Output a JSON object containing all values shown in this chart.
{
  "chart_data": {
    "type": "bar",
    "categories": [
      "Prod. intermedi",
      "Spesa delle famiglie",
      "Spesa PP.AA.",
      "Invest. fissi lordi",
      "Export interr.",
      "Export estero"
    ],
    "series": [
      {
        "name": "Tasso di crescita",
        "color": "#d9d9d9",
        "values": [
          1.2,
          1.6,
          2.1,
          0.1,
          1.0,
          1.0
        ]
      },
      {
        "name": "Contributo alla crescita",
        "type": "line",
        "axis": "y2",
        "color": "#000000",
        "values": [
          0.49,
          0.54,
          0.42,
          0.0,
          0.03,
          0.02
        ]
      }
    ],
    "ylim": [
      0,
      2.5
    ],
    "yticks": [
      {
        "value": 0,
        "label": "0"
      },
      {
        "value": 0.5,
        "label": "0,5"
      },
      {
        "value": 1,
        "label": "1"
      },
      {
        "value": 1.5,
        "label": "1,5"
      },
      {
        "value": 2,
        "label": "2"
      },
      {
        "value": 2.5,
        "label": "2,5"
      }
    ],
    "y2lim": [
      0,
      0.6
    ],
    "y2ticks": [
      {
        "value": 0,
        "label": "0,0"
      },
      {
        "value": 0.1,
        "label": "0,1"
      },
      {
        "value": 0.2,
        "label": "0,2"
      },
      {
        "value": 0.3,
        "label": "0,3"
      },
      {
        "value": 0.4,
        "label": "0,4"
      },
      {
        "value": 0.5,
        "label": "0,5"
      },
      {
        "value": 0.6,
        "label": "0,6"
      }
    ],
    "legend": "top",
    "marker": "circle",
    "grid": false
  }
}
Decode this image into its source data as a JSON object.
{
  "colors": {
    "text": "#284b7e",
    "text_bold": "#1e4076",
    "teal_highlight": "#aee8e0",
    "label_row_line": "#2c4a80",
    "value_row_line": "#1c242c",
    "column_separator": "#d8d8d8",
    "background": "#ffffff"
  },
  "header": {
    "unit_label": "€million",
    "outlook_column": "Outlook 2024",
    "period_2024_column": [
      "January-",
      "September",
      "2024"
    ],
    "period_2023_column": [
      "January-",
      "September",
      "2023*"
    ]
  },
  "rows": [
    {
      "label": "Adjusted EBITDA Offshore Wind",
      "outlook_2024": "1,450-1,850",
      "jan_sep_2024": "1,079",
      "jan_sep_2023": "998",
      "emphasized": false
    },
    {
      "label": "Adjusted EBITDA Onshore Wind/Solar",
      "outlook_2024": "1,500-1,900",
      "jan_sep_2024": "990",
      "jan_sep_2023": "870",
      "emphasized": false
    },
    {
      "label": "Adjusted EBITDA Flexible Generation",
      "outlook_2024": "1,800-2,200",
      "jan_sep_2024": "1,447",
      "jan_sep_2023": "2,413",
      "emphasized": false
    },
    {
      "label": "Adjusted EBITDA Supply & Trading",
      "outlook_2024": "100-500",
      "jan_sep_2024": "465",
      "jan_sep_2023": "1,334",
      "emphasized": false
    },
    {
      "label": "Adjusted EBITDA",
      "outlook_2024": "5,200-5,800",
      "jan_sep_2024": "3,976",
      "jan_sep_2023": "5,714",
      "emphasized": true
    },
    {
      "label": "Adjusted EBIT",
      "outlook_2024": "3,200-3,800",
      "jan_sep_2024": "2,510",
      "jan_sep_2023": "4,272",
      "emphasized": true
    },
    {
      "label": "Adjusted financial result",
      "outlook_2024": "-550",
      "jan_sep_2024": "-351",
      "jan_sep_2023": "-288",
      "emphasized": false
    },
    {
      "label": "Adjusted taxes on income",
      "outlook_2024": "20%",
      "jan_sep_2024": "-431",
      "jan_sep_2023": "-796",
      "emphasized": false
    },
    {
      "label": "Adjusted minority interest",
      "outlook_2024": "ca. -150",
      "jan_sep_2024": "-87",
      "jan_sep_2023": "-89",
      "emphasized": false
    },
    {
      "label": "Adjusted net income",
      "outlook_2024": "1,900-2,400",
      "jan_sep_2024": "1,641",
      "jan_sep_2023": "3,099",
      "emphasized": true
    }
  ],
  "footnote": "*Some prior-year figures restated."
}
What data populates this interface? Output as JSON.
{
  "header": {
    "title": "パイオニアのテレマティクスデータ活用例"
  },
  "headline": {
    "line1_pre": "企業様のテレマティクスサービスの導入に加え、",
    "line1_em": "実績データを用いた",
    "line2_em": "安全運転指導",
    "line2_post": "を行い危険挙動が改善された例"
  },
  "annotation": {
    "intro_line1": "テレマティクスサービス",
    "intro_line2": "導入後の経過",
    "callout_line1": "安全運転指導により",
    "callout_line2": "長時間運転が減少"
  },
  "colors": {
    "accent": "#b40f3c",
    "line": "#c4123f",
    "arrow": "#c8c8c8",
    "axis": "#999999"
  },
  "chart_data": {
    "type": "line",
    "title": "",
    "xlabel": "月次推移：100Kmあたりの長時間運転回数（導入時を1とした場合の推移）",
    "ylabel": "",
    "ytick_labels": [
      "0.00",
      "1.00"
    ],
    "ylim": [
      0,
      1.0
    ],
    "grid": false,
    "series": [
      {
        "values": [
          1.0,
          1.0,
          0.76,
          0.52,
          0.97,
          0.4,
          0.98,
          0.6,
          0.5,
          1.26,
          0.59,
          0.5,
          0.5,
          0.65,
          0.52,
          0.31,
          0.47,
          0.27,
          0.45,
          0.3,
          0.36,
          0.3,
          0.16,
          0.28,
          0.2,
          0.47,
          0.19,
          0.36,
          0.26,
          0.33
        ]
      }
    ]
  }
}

______________________________

◆ Direction: Exact repetition is required for the lines from the one that contains "What data populates" through the final line; leave out everything else.

◆ Exercise output:
What data populates this interface? Output as JSON.
{
  "header": {
    "title": "パイオニアのテレマティクスデータ活用例"
  },
  "headline": {
    "line1_pre": "企業様のテレマティクスサービスの導入に加え、",
    "line1_em": "実績データを用いた",
    "line2_em": "安全運転指導",
    "line2_post": "を行い危険挙動が改善された例"
  },
  "annotation": {
    "intro_line1": "テレマティクスサービス",
    "intro_line2": "導入後の経過",
    "callout_line1": "安全運転指導により",
    "callout_line2": "長時間運転が減少"
  },
  "colors": {
    "accent": "#b40f3c",
    "line": "#c4123f",
    "arrow": "#c8c8c8",
    "axis": "#999999"
  },
  "chart_data": {
    "type": "line",
    "title": "",
    "xlabel": "月次推移：100Kmあたりの長時間運転回数（導入時を1とした場合の推移）",
    "ylabel": "",
    "ytick_labels": [
      "0.00",
      "1.00"
    ],
    "ylim": [
      0,
      1.0
    ],
    "grid": false,
    "series": [
      {
        "values": [
          1.0,
          1.0,
          0.76,
          0.52,
          0.97,
          0.4,
          0.98,
          0.6,
          0.5,
          1.26,
          0.59,
          0.5,
          0.5,
          0.65,
          0.52,
          0.31,
          0.47,
          0.27,
          0.45,
          0.3,
          0.36,
          0.3,
          0.16,
          0.28,
          0.2,
          0.47,
          0.19,
          0.36,
          0.26,
          0.33
        ]
      }
    ]
  }
}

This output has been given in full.